Reproduce each line exactly.

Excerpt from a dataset
— start —
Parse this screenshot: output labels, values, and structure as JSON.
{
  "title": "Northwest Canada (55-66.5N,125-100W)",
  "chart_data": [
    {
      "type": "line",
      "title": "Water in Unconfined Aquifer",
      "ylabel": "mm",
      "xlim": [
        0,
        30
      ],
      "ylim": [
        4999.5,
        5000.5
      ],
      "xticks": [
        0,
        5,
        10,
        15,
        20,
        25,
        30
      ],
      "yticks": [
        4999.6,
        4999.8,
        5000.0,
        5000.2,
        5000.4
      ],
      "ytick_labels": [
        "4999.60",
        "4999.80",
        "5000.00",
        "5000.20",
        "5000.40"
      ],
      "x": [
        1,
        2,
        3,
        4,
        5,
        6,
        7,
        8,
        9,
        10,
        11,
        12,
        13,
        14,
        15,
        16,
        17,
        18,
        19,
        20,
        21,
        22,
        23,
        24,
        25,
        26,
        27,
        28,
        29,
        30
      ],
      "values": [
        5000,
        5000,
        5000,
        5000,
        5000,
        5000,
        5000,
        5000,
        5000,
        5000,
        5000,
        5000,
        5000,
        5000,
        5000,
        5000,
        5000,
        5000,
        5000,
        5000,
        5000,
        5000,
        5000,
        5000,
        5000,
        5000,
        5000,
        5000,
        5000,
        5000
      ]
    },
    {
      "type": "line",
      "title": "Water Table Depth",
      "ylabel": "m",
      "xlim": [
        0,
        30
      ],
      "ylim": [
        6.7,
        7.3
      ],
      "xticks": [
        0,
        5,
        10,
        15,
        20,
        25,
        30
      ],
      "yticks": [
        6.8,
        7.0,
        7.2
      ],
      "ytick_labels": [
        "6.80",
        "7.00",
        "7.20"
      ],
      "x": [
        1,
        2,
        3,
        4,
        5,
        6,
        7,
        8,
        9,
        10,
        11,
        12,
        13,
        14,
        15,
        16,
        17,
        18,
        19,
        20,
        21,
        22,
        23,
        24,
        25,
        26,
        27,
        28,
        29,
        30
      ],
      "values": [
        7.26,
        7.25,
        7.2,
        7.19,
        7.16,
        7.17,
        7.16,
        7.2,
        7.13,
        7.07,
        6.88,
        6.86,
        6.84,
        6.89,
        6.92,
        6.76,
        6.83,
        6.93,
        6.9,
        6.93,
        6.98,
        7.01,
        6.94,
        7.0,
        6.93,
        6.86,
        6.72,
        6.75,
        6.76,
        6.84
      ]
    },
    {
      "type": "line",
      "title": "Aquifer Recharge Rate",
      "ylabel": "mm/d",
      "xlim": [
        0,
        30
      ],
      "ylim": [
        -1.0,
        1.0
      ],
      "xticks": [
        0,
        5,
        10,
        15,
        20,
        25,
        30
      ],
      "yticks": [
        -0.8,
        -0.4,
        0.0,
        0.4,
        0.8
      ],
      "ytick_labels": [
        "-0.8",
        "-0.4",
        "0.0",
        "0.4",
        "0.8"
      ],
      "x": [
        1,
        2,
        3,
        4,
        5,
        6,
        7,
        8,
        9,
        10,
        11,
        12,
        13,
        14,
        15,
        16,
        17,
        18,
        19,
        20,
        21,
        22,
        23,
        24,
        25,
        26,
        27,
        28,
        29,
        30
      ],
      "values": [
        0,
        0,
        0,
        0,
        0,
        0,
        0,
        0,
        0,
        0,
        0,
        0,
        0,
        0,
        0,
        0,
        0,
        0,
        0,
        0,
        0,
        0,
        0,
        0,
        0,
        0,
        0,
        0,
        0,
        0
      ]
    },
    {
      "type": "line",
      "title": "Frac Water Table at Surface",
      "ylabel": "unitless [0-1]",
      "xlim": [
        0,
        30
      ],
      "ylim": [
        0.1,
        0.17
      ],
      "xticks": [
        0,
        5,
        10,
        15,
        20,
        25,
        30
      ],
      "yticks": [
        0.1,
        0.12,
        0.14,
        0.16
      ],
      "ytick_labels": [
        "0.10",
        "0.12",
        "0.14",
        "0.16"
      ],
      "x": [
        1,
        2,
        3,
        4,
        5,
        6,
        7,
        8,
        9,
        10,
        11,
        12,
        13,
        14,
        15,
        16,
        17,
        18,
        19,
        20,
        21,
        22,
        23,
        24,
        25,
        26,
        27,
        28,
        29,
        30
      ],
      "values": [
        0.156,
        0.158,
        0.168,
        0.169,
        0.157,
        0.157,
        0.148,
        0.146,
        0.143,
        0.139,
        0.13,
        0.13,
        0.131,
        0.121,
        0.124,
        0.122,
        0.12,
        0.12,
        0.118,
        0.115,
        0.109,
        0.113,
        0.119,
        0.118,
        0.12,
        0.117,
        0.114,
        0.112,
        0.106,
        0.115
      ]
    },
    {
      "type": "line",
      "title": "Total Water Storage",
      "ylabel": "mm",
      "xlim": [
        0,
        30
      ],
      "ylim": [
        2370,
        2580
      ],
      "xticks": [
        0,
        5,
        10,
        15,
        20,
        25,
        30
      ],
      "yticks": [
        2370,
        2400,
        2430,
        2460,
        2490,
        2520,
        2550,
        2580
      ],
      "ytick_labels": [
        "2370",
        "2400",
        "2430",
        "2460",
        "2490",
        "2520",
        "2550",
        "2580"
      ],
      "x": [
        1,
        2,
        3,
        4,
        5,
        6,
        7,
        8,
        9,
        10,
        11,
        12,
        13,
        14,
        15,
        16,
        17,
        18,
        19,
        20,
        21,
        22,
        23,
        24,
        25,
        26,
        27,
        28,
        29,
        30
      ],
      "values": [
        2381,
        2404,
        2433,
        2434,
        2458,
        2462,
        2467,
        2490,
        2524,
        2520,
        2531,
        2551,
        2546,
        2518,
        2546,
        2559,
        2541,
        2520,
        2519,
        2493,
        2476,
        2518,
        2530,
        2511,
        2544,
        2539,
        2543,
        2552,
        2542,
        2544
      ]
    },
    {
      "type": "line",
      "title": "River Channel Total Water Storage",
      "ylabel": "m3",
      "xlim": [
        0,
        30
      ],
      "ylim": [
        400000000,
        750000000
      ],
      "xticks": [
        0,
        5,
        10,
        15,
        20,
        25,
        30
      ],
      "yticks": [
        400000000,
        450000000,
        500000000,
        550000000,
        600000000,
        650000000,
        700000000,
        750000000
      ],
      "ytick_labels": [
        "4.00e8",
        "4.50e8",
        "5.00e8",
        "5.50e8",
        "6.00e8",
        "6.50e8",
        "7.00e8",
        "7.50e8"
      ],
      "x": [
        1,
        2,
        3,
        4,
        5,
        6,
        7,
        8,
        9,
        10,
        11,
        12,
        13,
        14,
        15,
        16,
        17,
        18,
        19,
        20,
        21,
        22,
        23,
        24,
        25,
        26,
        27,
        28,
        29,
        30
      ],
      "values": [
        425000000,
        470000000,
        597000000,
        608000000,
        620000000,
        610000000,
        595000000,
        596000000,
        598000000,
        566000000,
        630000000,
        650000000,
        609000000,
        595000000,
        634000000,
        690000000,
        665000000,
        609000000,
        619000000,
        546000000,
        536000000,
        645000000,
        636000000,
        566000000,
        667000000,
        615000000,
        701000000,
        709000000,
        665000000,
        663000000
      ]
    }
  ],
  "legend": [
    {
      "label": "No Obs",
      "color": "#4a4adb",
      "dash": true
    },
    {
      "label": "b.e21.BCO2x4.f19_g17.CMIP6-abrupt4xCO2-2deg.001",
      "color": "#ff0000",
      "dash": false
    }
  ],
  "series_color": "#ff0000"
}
— end —
Response
Parse this screenshot: output labels, values, and structure as JSON.
{
  "title": "Northwest Canada (55-66.5N,125-100W)",
  "chart_data": [
    {
      "type": "line",
      "title": "Water in Unconfined Aquifer",
      "ylabel": "mm",
      "xlim": [
        0,
        30
      ],
      "ylim": [
        4999.5,
        5000.5
      ],
      "xticks": [
        0,
        5,
        10,
        15,
        20,
        25,
        30
      ],
      "yticks": [
        4999.6,
        4999.8,
        5000.0,
        5000.2,
        5000.4
      ],
      "ytick_labels": [
        "4999.60",
        "4999.80",
        "5000.00",
        "5000.20",
        "5000.40"
      ],
      "x": [
        1,
        2,
        3,
        4,
        5,
        6,
        7,
        8,
        9,
        10,
        11,
        12,
        13,
        14,
        15,
        16,
        17,
        18,
        19,
        20,
        21,
        22,
        23,
        24,
        25,
        26,
        27,
        28,
        29,
        30
      ],
      "values": [
        5000,
        5000,
        5000,
        5000,
        5000,
        5000,
        5000,
        5000,
        5000,
        5000,
        5000,
        5000,
        5000,
        5000,
        5000,
        5000,
        5000,
        5000,
        5000,
        5000,
        5000,
        5000,
        5000,
        5000,
        5000,
        5000,
        5000,
        5000,
        5000,
        5000
      ]
    },
    {
      "type": "line",
      "title": "Water Table Depth",
      "ylabel": "m",
      "xlim": [
        0,
        30
      ],
      "ylim": [
        6.7,
        7.3
      ],
      "xticks": [
        0,
        5,
        10,
        15,
        20,
        25,
        30
      ],
      "yticks": [
        6.8,
        7.0,
        7.2
      ],
      "ytick_labels": [
        "6.80",
        "7.00",
        "7.20"
      ],
      "x": [
        1,
        2,
        3,
        4,
        5,
        6,
        7,
        8,
        9,
        10,
        11,
        12,
        13,
        14,
        15,
        16,
        17,
        18,
        19,
        20,
        21,
        22,
        23,
        24,
        25,
        26,
        27,
        28,
        29,
        30
      ],
      "values": [
        7.26,
        7.25,
        7.2,
        7.19,
        7.16,
        7.17,
        7.16,
        7.2,
        7.13,
        7.07,
        6.88,
        6.86,
        6.84,
        6.89,
        6.92,
        6.76,
        6.83,
        6.93,
        6.9,
        6.93,
        6.98,
        7.01,
        6.94,
        7.0,
        6.93,
        6.86,
        6.72,
        6.75,
        6.76,
        6.84
      ]
    },
    {
      "type": "line",
      "title": "Aquifer Recharge Rate",
      "ylabel": "mm/d",
      "xlim": [
        0,
        30
      ],
      "ylim": [
        -1.0,
        1.0
      ],
      "xticks": [
        0,
        5,
        10,
        15,
        20,
        25,
        30
      ],
      "yticks": [
        -0.8,
        -0.4,
        0.0,
        0.4,
        0.8
      ],
      "ytick_labels": [
        "-0.8",
        "-0.4",
        "0.0",
        "0.4",
        "0.8"
      ],
      "x": [
        1,
        2,
        3,
        4,
        5,
        6,
        7,
        8,
        9,
        10,
        11,
        12,
        13,
        14,
        15,
        16,
        17,
        18,
        19,
        20,
        21,
        22,
        23,
        24,
        25,
        26,
        27,
        28,
        29,
        30
      ],
      "values": [
        0,
        0,
        0,
        0,
        0,
        0,
        0,
        0,
        0,
        0,
        0,
        0,
        0,
        0,
        0,
        0,
        0,
        0,
        0,
        0,
        0,
        0,
        0,
        0,
        0,
        0,
        0,
        0,
        0,
        0
      ]
    },
    {
      "type": "line",
      "title": "Frac Water Table at Surface",
      "ylabel": "unitless [0-1]",
      "xlim": [
        0,
        30
      ],
      "ylim": [
        0.1,
        0.17
      ],
      "xticks": [
        0,
        5,
        10,
        15,
        20,
        25,
        30
      ],
      "yticks": [
        0.1,
        0.12,
        0.14,
        0.16
      ],
      "ytick_labels": [
        "0.10",
        "0.12",
        "0.14",
        "0.16"
      ],
      "x": [
        1,
        2,
        3,
        4,
        5,
        6,
        7,
        8,
        9,
        10,
        11,
        12,
        13,
        14,
        15,
        16,
        17,
        18,
        19,
        20,
        21,
        22,
        23,
        24,
        25,
        26,
        27,
        28,
        29,
        30
      ],
      "values": [
        0.156,
        0.158,
        0.168,
        0.169,
        0.157,
        0.157,
        0.148,
        0.146,
        0.143,
        0.139,
        0.13,
        0.13,
        0.131,
        0.121,
        0.124,
        0.122,
        0.12,
        0.12,
        0.118,
        0.115,
        0.109,
        0.113,
        0.119,
        0.118,
        0.12,
        0.117,
        0.114,
        0.112,
        0.106,
        0.115
      ]
    },
    {
      "type": "line",
      "title": "Total Water Storage",
      "ylabel": "mm",
      "xlim": [
        0,
        30
      ],
      "ylim": [
        2370,
        2580
      ],
      "xticks": [
        0,
        5,
        10,
        15,
        20,
        25,
        30
      ],
      "yticks": [
        2370,
        2400,
        2430,
        2460,
        2490,
        2520,
        2550,
        2580
      ],
      "ytick_labels": [
        "2370",
        "2400",
        "2430",
        "2460",
        "2490",
        "2520",
        "2550",
        "2580"
      ],
      "x": [
        1,
        2,
        3,
        4,
        5,
        6,
        7,
        8,
        9,
        10,
        11,
        12,
        13,
        14,
        15,
        16,
        17,
        18,
        19,
        20,
        21,
        22,
        23,
        24,
        25,
        26,
        27,
        28,
        29,
        30
      ],
      "values": [
        2381,
        2404,
        2433,
        2434,
        2458,
        2462,
        2467,
        2490,
        2524,
        2520,
        2531,
        2551,
        2546,
        2518,
        2546,
        2559,
        2541,
        2520,
        2519,
        2493,
        2476,
        2518,
        2530,
        2511,
        2544,
        2539,
        2543,
        2552,
        2542,
        2544
      ]
    },
    {
      "type": "line",
      "title": "River Channel Total Water Storage",
      "ylabel": "m3",
      "xlim": [
        0,
        30
      ],
      "ylim": [
        400000000,
        750000000
      ],
      "xticks": [
        0,
        5,
        10,
        15,
        20,
        25,
        30
      ],
      "yticks": [
        400000000,
        450000000,
        500000000,
        550000000,
        600000000,
        650000000,
        700000000,
        750000000
      ],
      "ytick_labels": [
        "4.00e8",
        "4.50e8",
        "5.00e8",
        "5.50e8",
        "6.00e8",
        "6.50e8",
        "7.00e8",
        "7.50e8"
      ],
      "x": [
        1,
        2,
        3,
        4,
        5,
        6,
        7,
        8,
        9,
        10,
        11,
        12,
        13,
        14,
        15,
        16,
        17,
        18,
        19,
        20,
        21,
        22,
        23,
        24,
        25,
        26,
        27,
        28,
        29,
        30
      ],
      "values": [
        425000000,
        470000000,
        597000000,
        608000000,
        620000000,
        610000000,
        595000000,
        596000000,
        598000000,
        566000000,
        630000000,
        650000000,
        609000000,
        595000000,
        634000000,
        690000000,
        665000000,
        609000000,
        619000000,
        546000000,
        536000000,
        645000000,
        636000000,
        566000000,
        667000000,
        615000000,
        701000000,
        709000000,
        665000000,
        663000000
      ]
    }
  ],
  "legend": [
    {
      "label": "No Obs",
      "color": "#4a4adb",
      "dash": true
    },
    {
      "label": "b.e21.BCO2x4.f19_g17.CMIP6-abrupt4xCO2-2deg.001",
      "color": "#ff0000",
      "dash": false
    }
  ],
  "series_color": "#ff0000"
}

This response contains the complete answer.